• _The problem_: Make an exact copy of all the entries below, with the pictures left out.

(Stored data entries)
⟨

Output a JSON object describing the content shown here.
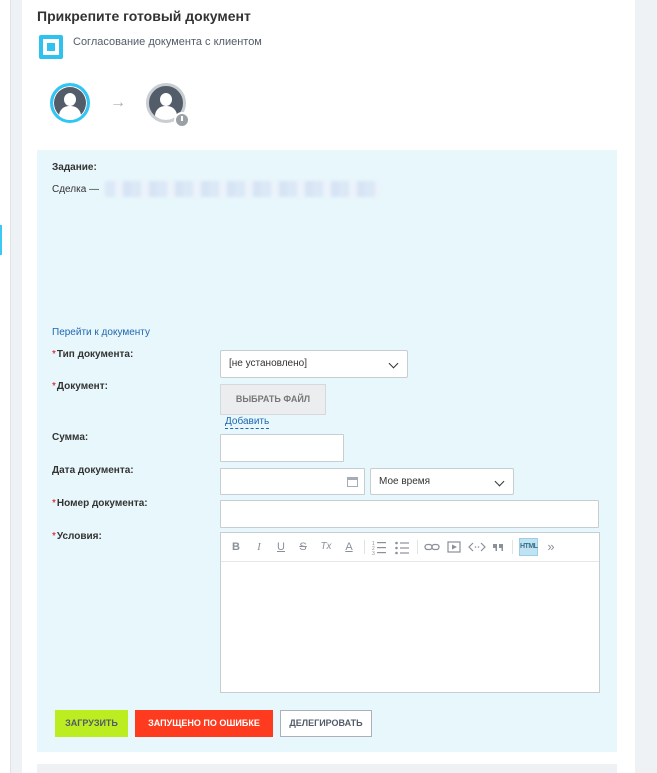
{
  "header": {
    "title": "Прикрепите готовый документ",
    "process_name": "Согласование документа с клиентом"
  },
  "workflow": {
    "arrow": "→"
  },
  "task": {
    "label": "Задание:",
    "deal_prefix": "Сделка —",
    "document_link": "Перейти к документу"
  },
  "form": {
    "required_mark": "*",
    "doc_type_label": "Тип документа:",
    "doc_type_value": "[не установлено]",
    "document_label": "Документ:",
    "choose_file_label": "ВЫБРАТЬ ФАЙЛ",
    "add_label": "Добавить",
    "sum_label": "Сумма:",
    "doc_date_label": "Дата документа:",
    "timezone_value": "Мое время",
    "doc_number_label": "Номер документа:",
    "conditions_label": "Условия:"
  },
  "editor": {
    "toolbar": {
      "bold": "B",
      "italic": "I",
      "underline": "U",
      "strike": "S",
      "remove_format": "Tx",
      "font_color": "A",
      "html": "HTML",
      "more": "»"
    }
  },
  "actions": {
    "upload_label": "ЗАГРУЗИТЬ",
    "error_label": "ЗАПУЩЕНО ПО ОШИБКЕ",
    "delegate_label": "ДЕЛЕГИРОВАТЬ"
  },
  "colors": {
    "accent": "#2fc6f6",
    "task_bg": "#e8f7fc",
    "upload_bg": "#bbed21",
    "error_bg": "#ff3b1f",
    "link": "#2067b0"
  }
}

⟩

• _Written answer_:
Output a JSON object describing the content shown here.
{
  "header": {
    "title": "Прикрепите готовый документ",
    "process_name": "Согласование документа с клиентом"
  },
  "workflow": {
    "arrow": "→"
  },
  "task": {
    "label": "Задание:",
    "deal_prefix": "Сделка —",
    "document_link": "Перейти к документу"
  },
  "form": {
    "required_mark": "*",
    "doc_type_label": "Тип документа:",
    "doc_type_value": "[не установлено]",
    "document_label": "Документ:",
    "choose_file_label": "ВЫБРАТЬ ФАЙЛ",
    "add_label": "Добавить",
    "sum_label": "Сумма:",
    "doc_date_label": "Дата документа:",
    "timezone_value": "Мое время",
    "doc_number_label": "Номер документа:",
    "conditions_label": "Условия:"
  },
  "editor": {
    "toolbar": {
      "bold": "B",
      "italic": "I",
      "underline": "U",
      "strike": "S",
      "remove_format": "Tx",
      "font_color": "A",
      "html": "HTML",
      "more": "»"
    }
  },
  "actions": {
    "upload_label": "ЗАГРУЗИТЬ",
    "error_label": "ЗАПУЩЕНО ПО ОШИБКЕ",
    "delegate_label": "ДЕЛЕГИРОВАТЬ"
  },
  "colors": {
    "accent": "#2fc6f6",
    "task_bg": "#e8f7fc",
    "upload_bg": "#bbed21",
    "error_bg": "#ff3b1f",
    "link": "#2067b0"
  }
}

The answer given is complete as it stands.